» **DATA PROVIDED**
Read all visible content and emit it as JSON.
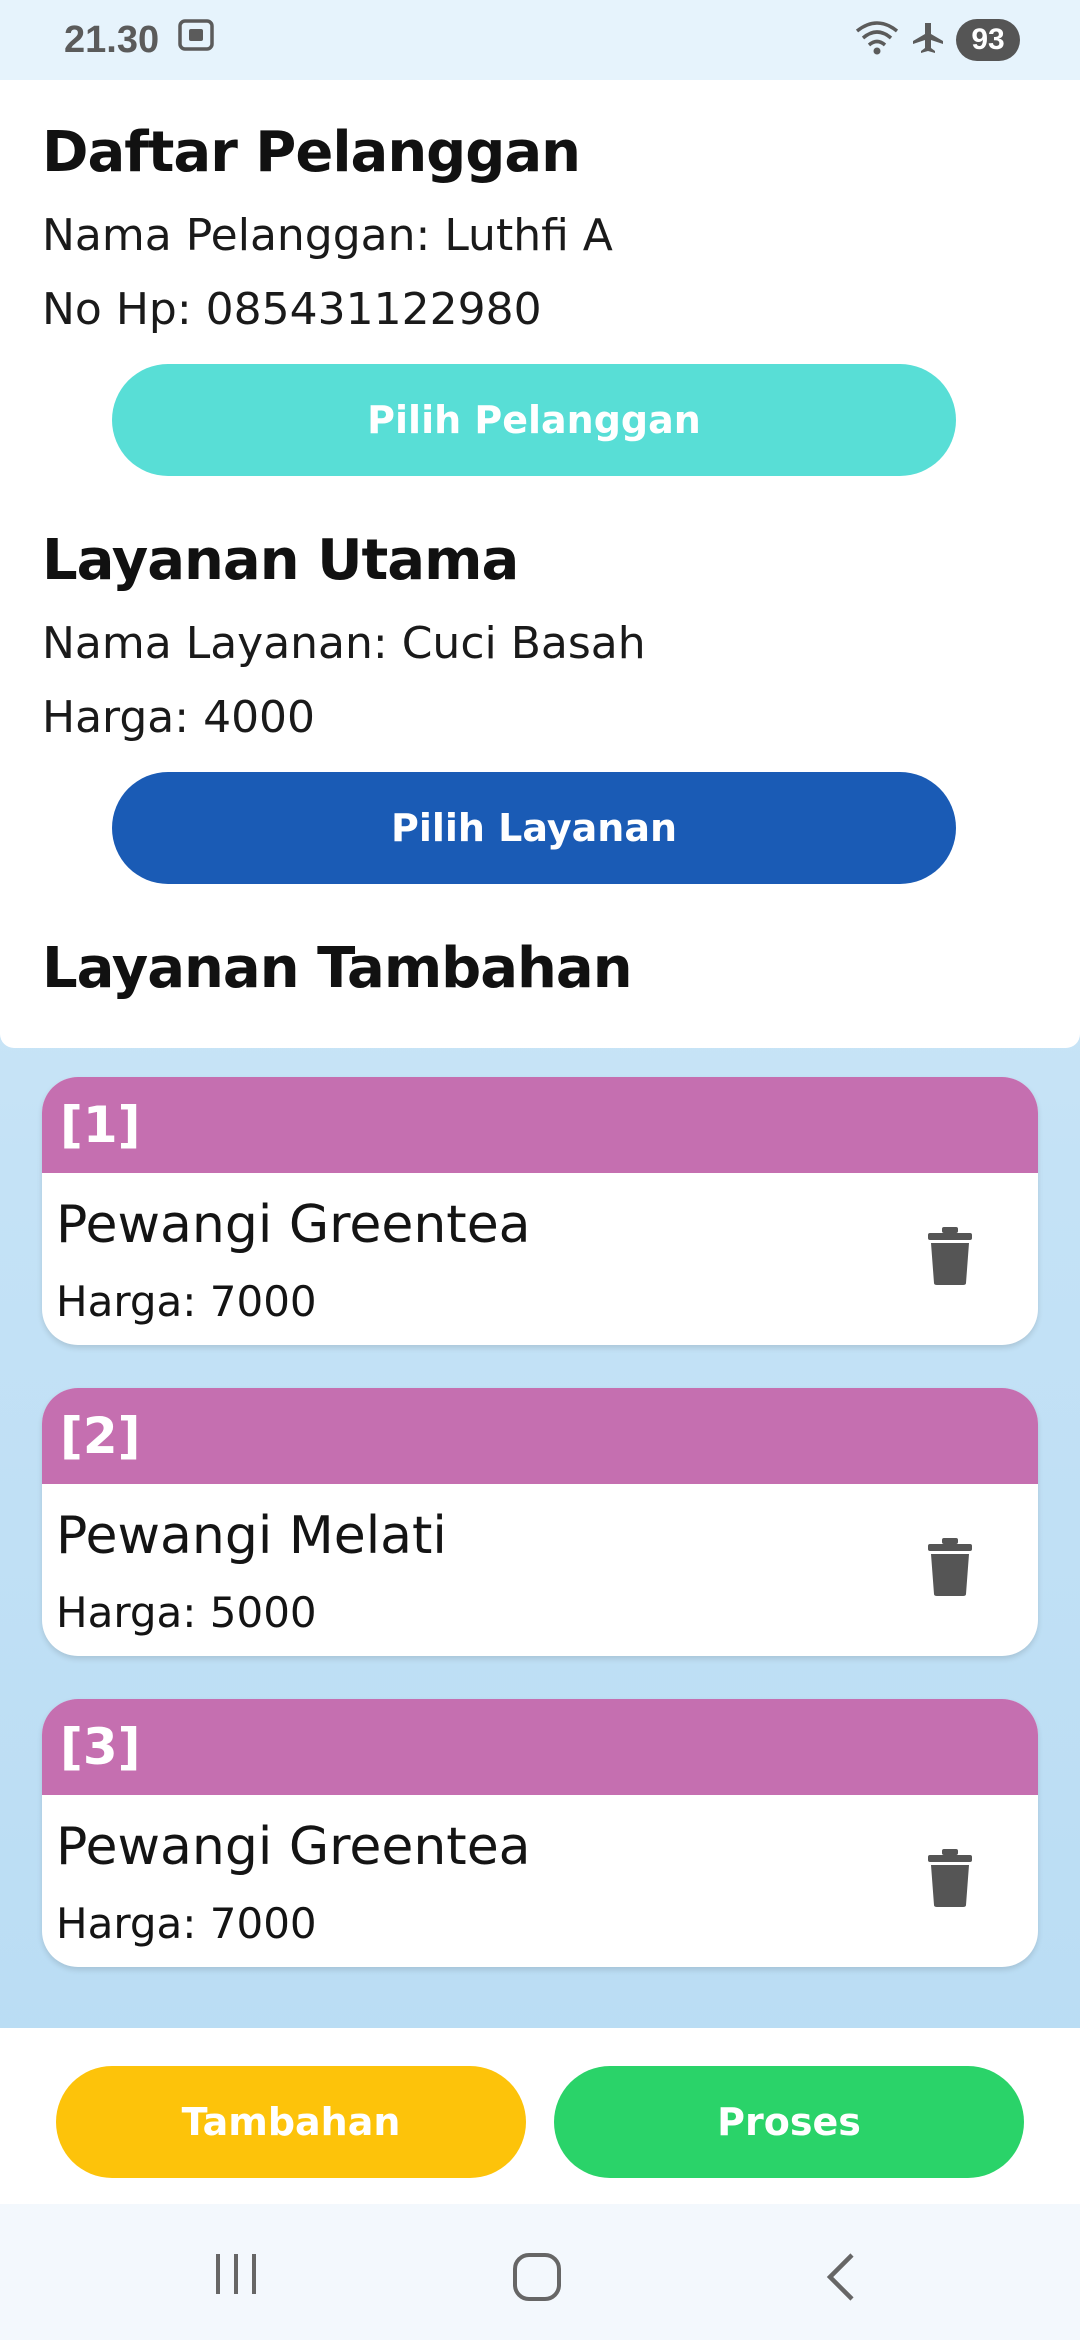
{
  "status_bar": {
    "time": "21.30",
    "battery": "93",
    "icons": [
      "screenshot-icon",
      "wifi-icon",
      "airplane-icon",
      "battery-icon"
    ]
  },
  "customer": {
    "title": "Daftar Pelanggan",
    "name_line": "Nama Pelanggan: Luthfi A",
    "phone_line": "No Hp: 085431122980",
    "button_label": "Pilih Pelanggan"
  },
  "main_service": {
    "title": "Layanan Utama",
    "name_line": "Nama Layanan: Cuci Basah",
    "price_line": "Harga: 4000",
    "button_label": "Pilih Layanan"
  },
  "additional": {
    "title": "Layanan Tambahan",
    "items": [
      {
        "index": "[1]",
        "name": "Pewangi Greentea",
        "price": "Harga: 7000"
      },
      {
        "index": "[2]",
        "name": "Pewangi Melati",
        "price": "Harga: 5000"
      },
      {
        "index": "[3]",
        "name": "Pewangi Greentea",
        "price": "Harga: 7000"
      }
    ]
  },
  "actions": {
    "add_label": "Tambahan",
    "process_label": "Proses"
  },
  "colors": {
    "cyan_button": "#58ded6",
    "blue_button": "#1a5bb5",
    "card_header": "#c56fb0",
    "yellow_button": "#fdc30a",
    "green_button": "#2ad369"
  },
  "nav_bar": {
    "icons": [
      "recent-apps-icon",
      "home-icon",
      "back-icon"
    ]
  }
}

» **TASK GOAL**
Images should not appear in the copy; retype the listing above exactly.

» **EXERCISE SOLUTION**
Read all visible content and emit it as JSON.
{
  "status_bar": {
    "time": "21.30",
    "battery": "93",
    "icons": [
      "screenshot-icon",
      "wifi-icon",
      "airplane-icon",
      "battery-icon"
    ]
  },
  "customer": {
    "title": "Daftar Pelanggan",
    "name_line": "Nama Pelanggan: Luthfi A",
    "phone_line": "No Hp: 085431122980",
    "button_label": "Pilih Pelanggan"
  },
  "main_service": {
    "title": "Layanan Utama",
    "name_line": "Nama Layanan: Cuci Basah",
    "price_line": "Harga: 4000",
    "button_label": "Pilih Layanan"
  },
  "additional": {
    "title": "Layanan Tambahan",
    "items": [
      {
        "index": "[1]",
        "name": "Pewangi Greentea",
        "price": "Harga: 7000"
      },
      {
        "index": "[2]",
        "name": "Pewangi Melati",
        "price": "Harga: 5000"
      },
      {
        "index": "[3]",
        "name": "Pewangi Greentea",
        "price": "Harga: 7000"
      }
    ]
  },
  "actions": {
    "add_label": "Tambahan",
    "process_label": "Proses"
  },
  "colors": {
    "cyan_button": "#58ded6",
    "blue_button": "#1a5bb5",
    "card_header": "#c56fb0",
    "yellow_button": "#fdc30a",
    "green_button": "#2ad369"
  },
  "nav_bar": {
    "icons": [
      "recent-apps-icon",
      "home-icon",
      "back-icon"
    ]
  }
}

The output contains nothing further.